■ WHAT THE TASK ASKS
The records below hold pictures; please leave those out and retype the rest exactly.
□ □ □ □
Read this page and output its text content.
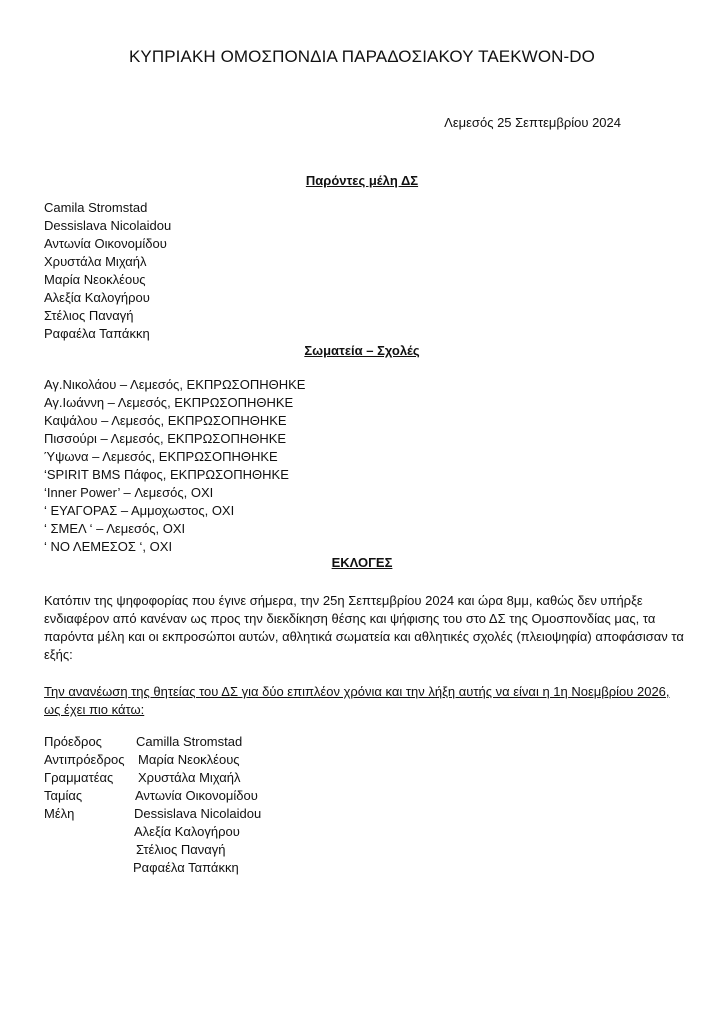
ΚΥΠΡΙΑΚΗ ΟΜΟΣΠΟΝΔΙΑ ΠΑΡΑΔΟΣΙΑΚΟΥ TAEKWON-DO
Λεμεσός 25 Σεπτεμβρίου 2024
Παρόντες μέλη ΔΣ
Camila Stromstad
Dessislava Nicolaidou
Αντωνία Οικονομίδου
Χρυστάλα Μιχαήλ
Μαρία Νεοκλέους
Αλεξία Καλογήρου
Στέλιος Παναγή
Ραφαέλα Ταπάκκη
Σωματεία – Σχολές
Αγ.Νικολάου – Λεμεσός, ΕΚΠΡΩΣΟΠΗΘΗΚΕ
Αγ.Ιωάννη – Λεμεσός, ΕΚΠΡΩΣΟΠΗΘΗΚΕ
Καψάλου – Λεμεσός, ΕΚΠΡΩΣΟΠΗΘΗΚΕ
Πισσούρι – Λεμεσός, ΕΚΠΡΩΣΟΠΗΘΗΚΕ
Ύψωνα – Λεμεσός, ΕΚΠΡΩΣΟΠΗΘΗΚΕ
‘SPIRIT BMS Πάφος, ΕΚΠΡΩΣΟΠΗΘΗΚΕ
‘Inner Power’ – Λεμεσός, ΟΧΙ
‘ ΕΥΑΓΟΡΑΣ – Αμμοχωστος, ΟΧΙ
‘ ΣΜΕΛ ‘ – Λεμεσός, ΟΧΙ
‘ ΝΟ ΛΕΜΕΣΟΣ ‘, ΟΧΙ
ΕΚΛΟΓΕΣ
Κατόπιν της ψηφοφορίας που έγινε σήμερα, την 25η Σεπτεμβρίου 2024 και ώρα 8μμ, καθώς δεν υπήρξε ενδιαφέρον από κανέναν ως προς την διεκδίκηση θέσης και ψήφισης του στο ΔΣ της Ομοσπονδίας μας, τα παρόντα μέλη και οι εκπροσώποι αυτών, αθλητικά σωματεία και αθλητικές σχολές (πλειοψηφία) αποφάσισαν τα εξής:
Την ανανέωση της θητείας του ΔΣ για δύο επιπλέον χρόνια και την λήξη αυτής να είναι η 1η Νοεμβρίου 2026, ως έχει πιο κάτω:
Πρόεδρος	Camilla Stromstad
Αντιπρόεδρος Μαρία Νεοκλέους
Γραμματέας Χρυστάλα Μιχαήλ
Ταμίας	Αντωνία Οικονομίδου
Μέλη	Dessislava Nicolaidou
Αλεξία Καλογήρου
Στέλιος Παναγή
Ραφαέλα Ταπάκκη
□ □ □ □
■ CORRECT ANSWER
Read this page and output its text content.
ΚΥΠΡΙΑΚΗ ΟΜΟΣΠΟΝΔΙΑ ΠΑΡΑΔΟΣΙΑΚΟΥ TAEKWON-DO
Λεμεσός 25 Σεπτεμβρίου 2024
Παρόντες μέλη ΔΣ
Camila Stromstad
Dessislava Nicolaidou
Αντωνία Οικονομίδου
Χρυστάλα Μιχαήλ
Μαρία Νεοκλέους
Αλεξία Καλογήρου
Στέλιος Παναγή
Ραφαέλα Ταπάκκη
Σωματεία – Σχολές
Αγ.Νικολάου – Λεμεσός, ΕΚΠΡΩΣΟΠΗΘΗΚΕ
Αγ.Ιωάννη – Λεμεσός, ΕΚΠΡΩΣΟΠΗΘΗΚΕ
Καψάλου – Λεμεσός, ΕΚΠΡΩΣΟΠΗΘΗΚΕ
Πισσούρι – Λεμεσός, ΕΚΠΡΩΣΟΠΗΘΗΚΕ
Ύψωνα – Λεμεσός, ΕΚΠΡΩΣΟΠΗΘΗΚΕ
‘SPIRIT BMS Πάφος, ΕΚΠΡΩΣΟΠΗΘΗΚΕ
‘Inner Power’ – Λεμεσός, ΟΧΙ
‘ ΕΥΑΓΟΡΑΣ – Αμμοχωστος, ΟΧΙ
‘ ΣΜΕΛ ‘ – Λεμεσός, ΟΧΙ
‘ ΝΟ ΛΕΜΕΣΟΣ ‘, ΟΧΙ
ΕΚΛΟΓΕΣ
Κατόπιν της ψηφοφορίας που έγινε σήμερα, την 25η Σεπτεμβρίου 2024 και ώρα 8μμ, καθώς δεν υπήρξε ενδιαφέρον από κανέναν ως προς την διεκδίκηση θέσης και ψήφισης του στο ΔΣ της Ομοσπονδίας μας, τα παρόντα μέλη και οι εκπροσώποι αυτών, αθλητικά σωματεία και αθλητικές σχολές (πλειοψηφία) αποφάσισαν τα εξής:
Την ανανέωση της θητείας του ΔΣ για δύο επιπλέον χρόνια και την λήξη αυτής να είναι η 1η Νοεμβρίου 2026, ως έχει πιο κάτω:
Πρόεδρος	Camilla Stromstad
Αντιπρόεδρος Μαρία Νεοκλέους
Γραμματέας Χρυστάλα Μιχαήλ
Ταμίας	Αντωνία Οικονομίδου
Μέλη	Dessislava Nicolaidou
Αλεξία Καλογήρου
Στέλιος Παναγή
Ραφαέλα Ταπάκκη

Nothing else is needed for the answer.